Still another object of the invention is to provide an improved
slide socket which uses a conventional snap ring to engage a helmet
stud.
Another object of the invention is to provide an improved method
for making the innovative socket. How these and other objects are
accomplished will become more apparent from the following detailed
description and the drawing.
SUMMARY OF THE INVENTION
An aspect of the invention involves a method for making an improved
slide socket. Such socket, having an internal snap ring, is used to
detachably secure a strap, e.g., a football helmet strap, to a
flanged stud on the helmet.
The method includes, in either order, the steps of forming a socket
body having a cavity and a retention lip and forming a snap ring
retainer member. The method also includes the steps of placing the
snap ring into the cavity and inserting the retainer member into
the cavity to retain the snap ring.
The socket body forming step includes shaping the cavity to include
a stop shoulder limiting the depth of insertion of the member into
the cavity, the retainer member forming step includes forming the
member to include a stop rim and the inserting step includes
inserting the retainer member into the cavity until the stop rim
contacts the stop shoulder. The shoulder thereby provides an
abutment against which the stop rim "bottoms out" when the retainer
member is inserted into the cavity.
In a highly preferred method, the retainer member forming step
includes forming the member to include a projecting edge which
extends a short distance toward the retention lip. The snap ring is
thereby retained between the lip and the edge but has limited
freedom of axial movement therebetween. In other words, the snap
ring is free to "float" to some degree.
There are at least two ways in which the retainer member and the
socket body can be coupled together. One of them, more preferred,
helps assure that projecting bumps or surfaces on the finished
product are minimized. The retainer member has an outer surface
which is exposed when such member is in its ring-retaining
position. Similarly, the socket body has a surface spaced from the
retention lip. One might call this the back surface of the socket
body.
The inserting step includes inserting the retainer member into the
cavity until the outer surface of the member is substantially flush
with the socket body surface. Since the retainer member does not
then protrude significantly from the socket body, such member is
less likely to be struck or accidently pulled out.
However, that is not the only way the retainer member and socket
body can be arranged. In another embodiment, the retainer member
forming step includes forming the retainer member to include a stop
flange somewhat resembling a mushroom head in shape. The retainer
member is inserted into the cavity until the stop flange contacts
the body surface. That is, the stop flange has a diameter
significantly greater than the diameter of the outer edge of the
cavity. The body and the flange therefore "interfere" with one
another to limit the depth to which the member can be inserted.

RAW DATA:
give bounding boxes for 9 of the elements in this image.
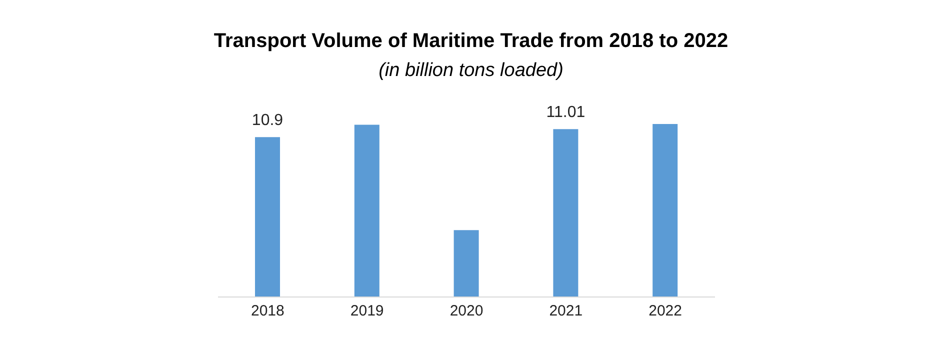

DIRECTIONS:
A - Does each statement agree with the slide socket text? Answer yes or no for each, and quote the words from the text that decide it.
(i) The socket body and the snap ring retainer member must be formed in a set order.
(ii) In the highly preferred method, the snap ring can move a little along its axis.
(iii) In the mushroom-head embodiment, the stop flange is narrower than the outer edge of the cavity.
B - Write the next part of the slide socket text, starting right after its last sentence.
The lines above come from a different source than the slide socket text.

RESPONSES IN ORDER:
A -
(i) No: "in either order"
(ii) Yes: "has limited freedom of axial movement therebetween"
(iii) No: "the stop flange has a diameter significantly greater than the diameter of the outer edge of the cavity"

B -
Since a properly positioned and retained snap ring is important to
proper function of the improved slide socket, it is preferred that
care be taken to secure the retainer member in the cavity. In a
highly preferred method, the forming steps include forming the
socket body cavity and the retainer member to have
cooperatively-selected dimensions whereby the member is
press-fitted when inserted into the cavity. That is, the member
cannot be merely dropped into the cavity--some force is required to
insert it. It is also preferred that the member be attached to the
body to adhere thereto as well as being press fitted to one
another. Sonic welding has been found to be highly suitable for the
purpose.
The improved slide socket includes a socket body preferably molded
of polycarbonate or other, equally durable plastic material. The
body has a cavity and a snap ring retention lip, the latter at that
surface of the body nearest the helmet and the flanged stud on such
helmet. A snap ring retainer member is received in the cavity and a
snap ring is interposed and "captured" between the member and the
lip.
Although the ring is retained between the lip and the member, such
ring has limited freedom of axial movement as described above. And
since the outside diameter of the ring is somewhat less than the
inside diameter of the cavity, the ring also has limited freedom of
lateral movement so that when the socket is attached to the helmet
flanged stud, the ring can readily center on the stud and expand
slightly to snap over the stud.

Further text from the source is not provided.